**Texte**
==========
Lost Cities : Les Rivaux
Lost Cities : Les Rivaux est la quatrième itération du jeu culte de Reiner Knizia.
Tout comme ses prédécesseurs (Lost Cities original de 2010, Lost Cities le jeu de plateau et Lost Cities Duel), le jeu repose sur la même mécanique d'exploration, consistant à faire des suites ascendantes de cartes de mêmes couleurs les plus complètes possibles (afin de maximiser ses points de victoire finaux).
Du renouveau dans la continuité
Lost Cities : Les Rivaux s'avère néanmoins être le plus différent de la série puisqu'il se base sur un système d'enchères (emprunté à Traumfabrik du même auteur), via l'ajout de pièces de monnaie et d'une rivière commune de cartes.
On ne joue donc plus ici avec un certain nombre de cartes de départ et une pioche continue. Non, chaque joueur débute avec deux cartes paris seulement dans la main, et peut à son tour faire l'une des deux actions suivantes :
- Révéler phase visible une carte de la pioche au centre de la table (action découvrir)
==========
**Données fournies**
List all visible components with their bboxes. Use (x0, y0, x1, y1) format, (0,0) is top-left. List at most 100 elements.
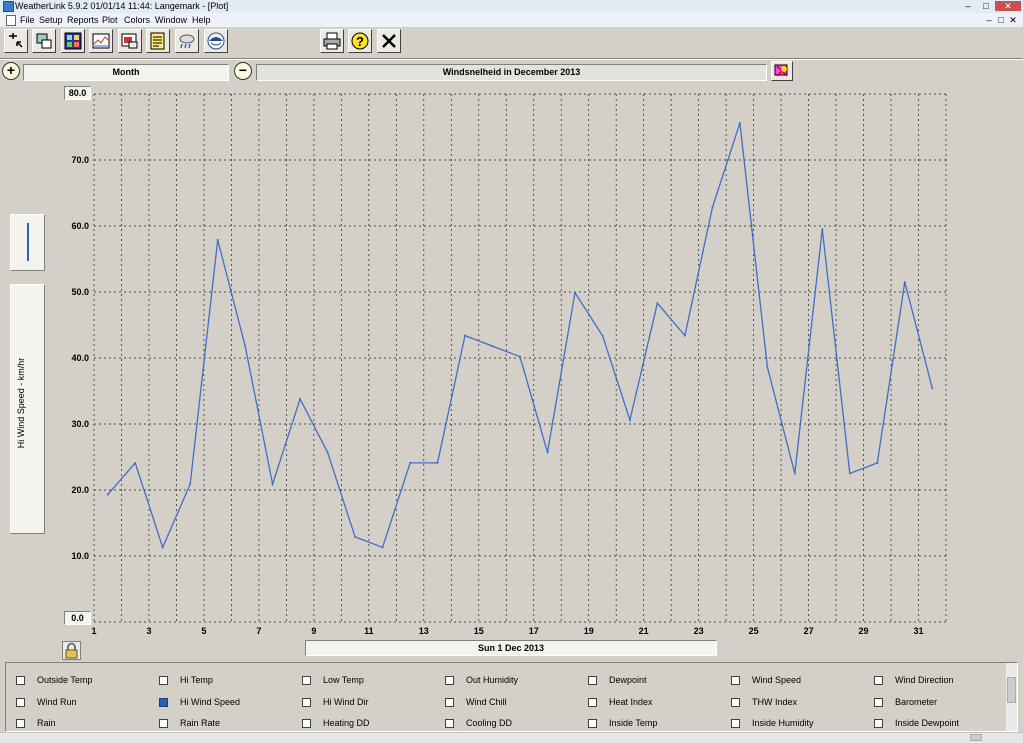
window-title: WeatherLink 5.9.2 01/01/14 11:44: Langem… (15, 1, 229, 11)
checkbox-rain-rate[interactable] (159, 719, 168, 728)
data-point (573, 291, 576, 294)
checkbox-heating-dd[interactable] (302, 719, 311, 728)
y-tick-label: 20.0 (71, 485, 89, 495)
vertical-scrollbar[interactable] (1006, 663, 1017, 731)
checkbox-label[interactable]: Inside Dewpoint (895, 718, 959, 728)
checkbox-hi-wind-dir[interactable] (302, 698, 311, 707)
checkbox-label[interactable]: Rain Rate (180, 718, 220, 728)
bulletin-button[interactable] (32, 29, 56, 53)
checkbox-label[interactable]: Out Humidity (466, 675, 518, 685)
weather-button[interactable] (175, 29, 199, 53)
checkbox-label[interactable]: Hi Wind Speed (180, 697, 240, 707)
checkbox-label[interactable]: Dewpoint (609, 675, 647, 685)
checkbox-label[interactable]: Inside Humidity (752, 718, 814, 728)
checkbox-label[interactable]: Wind Speed (752, 675, 801, 685)
checkbox-wind-chill[interactable] (445, 698, 454, 707)
checkbox-label[interactable]: Low Temp (323, 675, 364, 685)
data-point (106, 493, 109, 496)
checkbox-label[interactable]: Inside Temp (609, 718, 657, 728)
y-tick-label: 70.0 (71, 155, 89, 165)
checkbox-label[interactable]: Wind Direction (895, 675, 954, 685)
wind-speed-chart: 10.0 20.0 30.0 40.0 50.0 60.0 70.0 (71, 93, 947, 623)
checkbox-wind-direction[interactable] (874, 676, 883, 685)
menu-setup[interactable]: Setup (39, 13, 63, 27)
close-plot-button[interactable] (377, 29, 401, 53)
checkbox-inside-humidity[interactable] (731, 719, 740, 728)
checkbox-barometer[interactable] (874, 698, 883, 707)
checkbox-wind-run[interactable] (16, 698, 25, 707)
plot-button[interactable] (118, 29, 142, 53)
zoom-in-icon: + (6, 62, 16, 78)
checkbox-outside-temp[interactable] (16, 676, 25, 685)
checkbox-inside-temp[interactable] (588, 719, 597, 728)
zoom-in-button[interactable]: + (2, 62, 20, 80)
menu-reports[interactable]: Reports (67, 13, 99, 27)
checkbox-label[interactable]: Heating DD (323, 718, 370, 728)
data-point (656, 302, 659, 305)
x-axis-ticks: 1 3 5 7 9 11 13 15 17 19 21 23 25 27 29 31 (91, 626, 923, 636)
checkbox-heat-index[interactable] (588, 698, 597, 707)
strip-chart-button[interactable] (89, 29, 113, 53)
data-point (903, 281, 906, 284)
menu-window[interactable]: Window (155, 13, 187, 27)
series-color-swatch[interactable] (10, 214, 45, 271)
zoom-out-button[interactable]: − (234, 62, 252, 80)
strip-chart-icon (92, 33, 110, 49)
checkbox-thw-index[interactable] (731, 698, 740, 707)
menu-colors[interactable]: Colors (124, 13, 150, 27)
period-field[interactable]: Month (23, 64, 229, 81)
plot-color-button[interactable] (771, 61, 793, 81)
checkbox-label[interactable]: THW Index (752, 697, 797, 707)
checkbox-low-temp[interactable] (302, 676, 311, 685)
notes-button[interactable] (146, 29, 170, 53)
checkbox-label[interactable]: Barometer (895, 697, 937, 707)
checkbox-hi-wind-speed[interactable] (159, 698, 168, 707)
checkbox-wind-speed[interactable] (731, 676, 740, 685)
close-window-button[interactable]: ✕ (995, 1, 1021, 11)
menu-help[interactable]: Help (192, 13, 211, 27)
checkbox-label[interactable]: Wind Run (37, 697, 77, 707)
mdi-close-button[interactable]: ✕ (1008, 14, 1018, 26)
data-point (161, 546, 164, 549)
data-point (244, 345, 247, 348)
app-icon (3, 1, 14, 12)
vertical-scroll-thumb[interactable] (1007, 677, 1016, 703)
lock-button[interactable] (62, 641, 81, 660)
checkbox-rain[interactable] (16, 719, 25, 728)
checkbox-label[interactable]: Hi Temp (180, 675, 213, 685)
checkbox-cooling-dd[interactable] (445, 719, 454, 728)
checkbox-label[interactable]: Hi Wind Dir (323, 697, 369, 707)
checkbox-out-humidity[interactable] (445, 676, 454, 685)
summary-button[interactable] (61, 29, 85, 53)
checkbox-label[interactable]: Outside Temp (37, 675, 92, 685)
plot-title-field[interactable]: Windsnelheid in December 2013 (256, 64, 767, 81)
checkbox-hi-temp[interactable] (159, 676, 168, 685)
help-button[interactable]: ? (348, 29, 372, 53)
print-button[interactable] (320, 29, 344, 53)
y-min-field[interactable]: 0.0 (64, 611, 91, 625)
horizontal-scroll-thumb[interactable] (970, 734, 982, 741)
data-point (738, 122, 741, 125)
minimize-button[interactable]: – (960, 1, 976, 11)
menu-plot[interactable]: Plot (102, 13, 118, 27)
mdi-restore-button[interactable]: □ (996, 14, 1006, 26)
menu-file[interactable]: File (20, 13, 35, 27)
checkbox-inside-dewpoint[interactable] (874, 719, 883, 728)
horizontal-scrollbar[interactable] (0, 732, 1023, 743)
maximize-button[interactable]: □ (978, 1, 994, 11)
checkbox-label[interactable]: Cooling DD (466, 718, 512, 728)
y-max-field[interactable]: 80.0 (64, 86, 91, 100)
y-axis-label-panel[interactable]: Hi Wind Speed - km/hr (10, 284, 45, 534)
checkbox-label[interactable]: Wind Chill (466, 697, 507, 707)
checkbox-label[interactable]: Rain (37, 718, 56, 728)
x-tick-label: 21 (639, 626, 649, 636)
weather-icon (179, 34, 195, 49)
mdi-minimize-button[interactable]: – (984, 14, 994, 26)
checkbox-dewpoint[interactable] (588, 676, 597, 685)
x-tick-label: 5 (201, 626, 206, 636)
select-station-button[interactable] (4, 29, 28, 53)
summary-icon (64, 32, 82, 50)
checkbox-label[interactable]: Heat Index (609, 697, 653, 707)
toolbar: ? (0, 27, 1023, 60)
noaa-button[interactable] (204, 29, 228, 53)
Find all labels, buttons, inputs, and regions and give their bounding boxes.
==========
**Consigne 1**
D'après le texte sur Lost Cities : Les Rivaux, de quel jeu du même auteur le système d'enchères est-il emprunté ?
**Consigne 2**
Recopiez le passage du texte sur Lost Cities : Les Rivaux compris entre « Tout comme ses » et « de victoire finaux). », bornes incluses.

**Résultat 1**
De Traumfabrik.

**Résultat 2**
Tout comme ses prédécesseurs (Lost Cities original de 2010, Lost Cities le jeu de plateau et Lost Cities Duel), le jeu repose sur la même mécanique d'exploration, consistant à faire des suites ascendantes de cartes de mêmes couleurs les plus complètes possibles (afin de maximiser ses points de victoire finaux).